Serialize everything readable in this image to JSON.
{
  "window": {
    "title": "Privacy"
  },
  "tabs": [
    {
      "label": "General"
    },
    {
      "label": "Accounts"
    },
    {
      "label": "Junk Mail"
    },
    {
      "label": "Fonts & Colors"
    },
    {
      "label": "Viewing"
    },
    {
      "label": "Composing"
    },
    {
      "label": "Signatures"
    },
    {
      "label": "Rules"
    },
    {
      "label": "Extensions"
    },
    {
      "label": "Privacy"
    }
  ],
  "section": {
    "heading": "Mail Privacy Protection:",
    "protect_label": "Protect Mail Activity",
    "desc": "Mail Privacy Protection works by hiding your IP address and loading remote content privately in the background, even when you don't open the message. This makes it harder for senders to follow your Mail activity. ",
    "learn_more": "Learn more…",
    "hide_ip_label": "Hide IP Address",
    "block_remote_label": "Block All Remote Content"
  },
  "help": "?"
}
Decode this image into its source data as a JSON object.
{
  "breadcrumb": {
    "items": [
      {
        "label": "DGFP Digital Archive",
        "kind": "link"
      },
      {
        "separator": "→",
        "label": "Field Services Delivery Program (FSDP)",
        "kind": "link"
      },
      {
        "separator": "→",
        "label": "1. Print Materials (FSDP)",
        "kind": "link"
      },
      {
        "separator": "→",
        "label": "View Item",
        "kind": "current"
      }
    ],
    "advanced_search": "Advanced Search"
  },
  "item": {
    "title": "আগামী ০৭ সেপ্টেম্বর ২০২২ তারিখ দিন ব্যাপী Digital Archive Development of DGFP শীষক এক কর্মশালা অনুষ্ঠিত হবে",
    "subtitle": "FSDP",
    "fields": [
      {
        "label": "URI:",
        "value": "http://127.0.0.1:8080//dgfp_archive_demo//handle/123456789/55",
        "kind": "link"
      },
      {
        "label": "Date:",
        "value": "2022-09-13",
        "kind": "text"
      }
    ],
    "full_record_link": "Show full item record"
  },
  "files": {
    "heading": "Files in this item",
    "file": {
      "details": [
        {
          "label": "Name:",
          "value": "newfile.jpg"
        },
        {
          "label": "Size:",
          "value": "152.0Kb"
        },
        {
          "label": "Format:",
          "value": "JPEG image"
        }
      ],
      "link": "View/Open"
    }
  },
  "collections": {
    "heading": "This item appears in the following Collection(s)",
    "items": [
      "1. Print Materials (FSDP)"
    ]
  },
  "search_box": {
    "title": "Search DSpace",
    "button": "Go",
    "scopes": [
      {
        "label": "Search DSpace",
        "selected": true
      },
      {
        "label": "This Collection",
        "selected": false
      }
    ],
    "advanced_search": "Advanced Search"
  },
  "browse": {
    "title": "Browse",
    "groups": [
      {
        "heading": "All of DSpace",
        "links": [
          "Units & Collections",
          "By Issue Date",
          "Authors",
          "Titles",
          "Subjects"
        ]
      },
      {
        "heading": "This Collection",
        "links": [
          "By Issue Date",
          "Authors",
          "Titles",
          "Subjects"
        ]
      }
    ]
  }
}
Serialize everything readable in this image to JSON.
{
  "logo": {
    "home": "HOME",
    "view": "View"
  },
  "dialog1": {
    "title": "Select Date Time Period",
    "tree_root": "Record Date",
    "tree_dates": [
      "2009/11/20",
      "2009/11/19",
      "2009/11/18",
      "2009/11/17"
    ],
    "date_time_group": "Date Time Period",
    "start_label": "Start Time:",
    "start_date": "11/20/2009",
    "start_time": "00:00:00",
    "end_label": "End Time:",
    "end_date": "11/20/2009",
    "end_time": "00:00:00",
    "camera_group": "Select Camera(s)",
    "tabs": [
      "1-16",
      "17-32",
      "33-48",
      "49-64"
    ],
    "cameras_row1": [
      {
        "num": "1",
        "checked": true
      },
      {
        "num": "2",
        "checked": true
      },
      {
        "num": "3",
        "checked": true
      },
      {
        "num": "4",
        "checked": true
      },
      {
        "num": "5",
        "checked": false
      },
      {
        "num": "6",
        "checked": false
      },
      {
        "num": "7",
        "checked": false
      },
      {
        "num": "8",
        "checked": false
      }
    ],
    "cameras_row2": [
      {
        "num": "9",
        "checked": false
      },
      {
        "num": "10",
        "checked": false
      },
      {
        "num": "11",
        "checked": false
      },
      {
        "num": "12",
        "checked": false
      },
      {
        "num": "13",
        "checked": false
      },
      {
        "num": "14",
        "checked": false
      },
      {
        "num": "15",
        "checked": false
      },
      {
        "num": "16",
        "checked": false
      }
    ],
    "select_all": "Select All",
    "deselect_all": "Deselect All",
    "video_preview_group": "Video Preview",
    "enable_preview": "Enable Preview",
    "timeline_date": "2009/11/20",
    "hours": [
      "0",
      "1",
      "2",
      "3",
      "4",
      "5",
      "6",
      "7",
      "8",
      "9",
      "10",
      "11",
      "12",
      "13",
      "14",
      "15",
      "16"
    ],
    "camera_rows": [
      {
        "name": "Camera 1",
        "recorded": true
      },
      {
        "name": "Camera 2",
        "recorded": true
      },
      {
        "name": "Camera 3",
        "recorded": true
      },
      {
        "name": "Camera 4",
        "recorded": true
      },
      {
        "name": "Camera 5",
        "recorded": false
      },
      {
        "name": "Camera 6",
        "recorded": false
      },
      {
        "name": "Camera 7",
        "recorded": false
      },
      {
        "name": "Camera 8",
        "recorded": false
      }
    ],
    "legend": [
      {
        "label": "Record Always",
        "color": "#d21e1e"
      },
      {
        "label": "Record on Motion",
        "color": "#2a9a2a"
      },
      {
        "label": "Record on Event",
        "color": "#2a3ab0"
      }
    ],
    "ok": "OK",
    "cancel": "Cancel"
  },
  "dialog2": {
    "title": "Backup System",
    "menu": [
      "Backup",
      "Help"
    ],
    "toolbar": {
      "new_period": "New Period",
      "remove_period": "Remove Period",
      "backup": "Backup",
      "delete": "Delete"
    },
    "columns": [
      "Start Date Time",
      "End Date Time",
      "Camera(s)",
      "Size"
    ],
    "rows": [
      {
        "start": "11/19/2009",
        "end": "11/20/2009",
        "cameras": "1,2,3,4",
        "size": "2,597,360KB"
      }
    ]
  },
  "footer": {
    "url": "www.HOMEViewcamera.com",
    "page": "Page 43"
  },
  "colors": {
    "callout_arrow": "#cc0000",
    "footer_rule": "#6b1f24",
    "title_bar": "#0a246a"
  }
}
++++++++++++++++++++
Stated problem =>
Give back the data above exactly as it appears.

Answer to the problem =>
Serialize everything readable in this image to JSON.
{
  "window": {
    "title": "Privacy"
  },
  "tabs": [
    {
      "label": "General"
    },
    {
      "label": "Accounts"
    },
    {
      "label": "Junk Mail"
    },
    {
      "label": "Fonts & Colors"
    },
    {
      "label": "Viewing"
    },
    {
      "label": "Composing"
    },
    {
      "label": "Signatures"
    },
    {
      "label": "Rules"
    },
    {
      "label": "Extensions"
    },
    {
      "label": "Privacy"
    }
  ],
  "section": {
    "heading": "Mail Privacy Protection:",
    "protect_label": "Protect Mail Activity",
    "desc": "Mail Privacy Protection works by hiding your IP address and loading remote content privately in the background, even when you don't open the message. This makes it harder for senders to follow your Mail activity. ",
    "learn_more": "Learn more…",
    "hide_ip_label": "Hide IP Address",
    "block_remote_label": "Block All Remote Content"
  },
  "help": "?"
}
Decode this image into its source data as a JSON object.
{
  "breadcrumb": {
    "items": [
      {
        "label": "DGFP Digital Archive",
        "kind": "link"
      },
      {
        "separator": "→",
        "label": "Field Services Delivery Program (FSDP)",
        "kind": "link"
      },
      {
        "separator": "→",
        "label": "1. Print Materials (FSDP)",
        "kind": "link"
      },
      {
        "separator": "→",
        "label": "View Item",
        "kind": "current"
      }
    ],
    "advanced_search": "Advanced Search"
  },
  "item": {
    "title": "আগামী ০৭ সেপ্টেম্বর ২০২২ তারিখ দিন ব্যাপী Digital Archive Development of DGFP শীষক এক কর্মশালা অনুষ্ঠিত হবে",
    "subtitle": "FSDP",
    "fields": [
      {
        "label": "URI:",
        "value": "http://127.0.0.1:8080//dgfp_archive_demo//handle/123456789/55",
        "kind": "link"
      },
      {
        "label": "Date:",
        "value": "2022-09-13",
        "kind": "text"
      }
    ],
    "full_record_link": "Show full item record"
  },
  "files": {
    "heading": "Files in this item",
    "file": {
      "details": [
        {
          "label": "Name:",
          "value": "newfile.jpg"
        },
        {
          "label": "Size:",
          "value": "152.0Kb"
        },
        {
          "label": "Format:",
          "value": "JPEG image"
        }
      ],
      "link": "View/Open"
    }
  },
  "collections": {
    "heading": "This item appears in the following Collection(s)",
    "items": [
      "1. Print Materials (FSDP)"
    ]
  },
  "search_box": {
    "title": "Search DSpace",
    "button": "Go",
    "scopes": [
      {
        "label": "Search DSpace",
        "selected": true
      },
      {
        "label": "This Collection",
        "selected": false
      }
    ],
    "advanced_search": "Advanced Search"
  },
  "browse": {
    "title": "Browse",
    "groups": [
      {
        "heading": "All of DSpace",
        "links": [
          "Units & Collections",
          "By Issue Date",
          "Authors",
          "Titles",
          "Subjects"
        ]
      },
      {
        "heading": "This Collection",
        "links": [
          "By Issue Date",
          "Authors",
          "Titles",
          "Subjects"
        ]
      }
    ]
  }
}
Serialize everything readable in this image to JSON.
{
  "logo": {
    "home": "HOME",
    "view": "View"
  },
  "dialog1": {
    "title": "Select Date Time Period",
    "tree_root": "Record Date",
    "tree_dates": [
      "2009/11/20",
      "2009/11/19",
      "2009/11/18",
      "2009/11/17"
    ],
    "date_time_group": "Date Time Period",
    "start_label": "Start Time:",
    "start_date": "11/20/2009",
    "start_time": "00:00:00",
    "end_label": "End Time:",
    "end_date": "11/20/2009",
    "end_time": "00:00:00",
    "camera_group": "Select Camera(s)",
    "tabs": [
      "1-16",
      "17-32",
      "33-48",
      "49-64"
    ],
    "cameras_row1": [
      {
        "num": "1",
        "checked": true
      },
      {
        "num": "2",
        "checked": true
      },
      {
        "num": "3",
        "checked": true
      },
      {
        "num": "4",
        "checked": true
      },
      {
        "num": "5",
        "checked": false
      },
      {
        "num": "6",
        "checked": false
      },
      {
        "num": "7",
        "checked": false
      },
      {
        "num": "8",
        "checked": false
      }
    ],
    "cameras_row2": [
      {
        "num": "9",
        "checked": false
      },
      {
        "num": "10",
        "checked": false
      },
      {
        "num": "11",
        "checked": false
      },
      {
        "num": "12",
        "checked": false
      },
      {
        "num": "13",
        "checked": false
      },
      {
        "num": "14",
        "checked": false
      },
      {
        "num": "15",
        "checked": false
      },
      {
        "num": "16",
        "checked": false
      }
    ],
    "select_all": "Select All",
    "deselect_all": "Deselect All",
    "video_preview_group": "Video Preview",
    "enable_preview": "Enable Preview",
    "timeline_date": "2009/11/20",
    "hours": [
      "0",
      "1",
      "2",
      "3",
      "4",
      "5",
      "6",
      "7",
      "8",
      "9",
      "10",
      "11",
      "12",
      "13",
      "14",
      "15",
      "16"
    ],
    "camera_rows": [
      {
        "name": "Camera 1",
        "recorded": true
      },
      {
        "name": "Camera 2",
        "recorded": true
      },
      {
        "name": "Camera 3",
        "recorded": true
      },
      {
        "name": "Camera 4",
        "recorded": true
      },
      {
        "name": "Camera 5",
        "recorded": false
      },
      {
        "name": "Camera 6",
        "recorded": false
      },
      {
        "name": "Camera 7",
        "recorded": false
      },
      {
        "name": "Camera 8",
        "recorded": false
      }
    ],
    "legend": [
      {
        "label": "Record Always",
        "color": "#d21e1e"
      },
      {
        "label": "Record on Motion",
        "color": "#2a9a2a"
      },
      {
        "label": "Record on Event",
        "color": "#2a3ab0"
      }
    ],
    "ok": "OK",
    "cancel": "Cancel"
  },
  "dialog2": {
    "title": "Backup System",
    "menu": [
      "Backup",
      "Help"
    ],
    "toolbar": {
      "new_period": "New Period",
      "remove_period": "Remove Period",
      "backup": "Backup",
      "delete": "Delete"
    },
    "columns": [
      "Start Date Time",
      "End Date Time",
      "Camera(s)",
      "Size"
    ],
    "rows": [
      {
        "start": "11/19/2009",
        "end": "11/20/2009",
        "cameras": "1,2,3,4",
        "size": "2,597,360KB"
      }
    ]
  },
  "footer": {
    "url": "www.HOMEViewcamera.com",
    "page": "Page 43"
  },
  "colors": {
    "callout_arrow": "#cc0000",
    "footer_rule": "#6b1f24",
    "title_bar": "#0a246a"
  }
}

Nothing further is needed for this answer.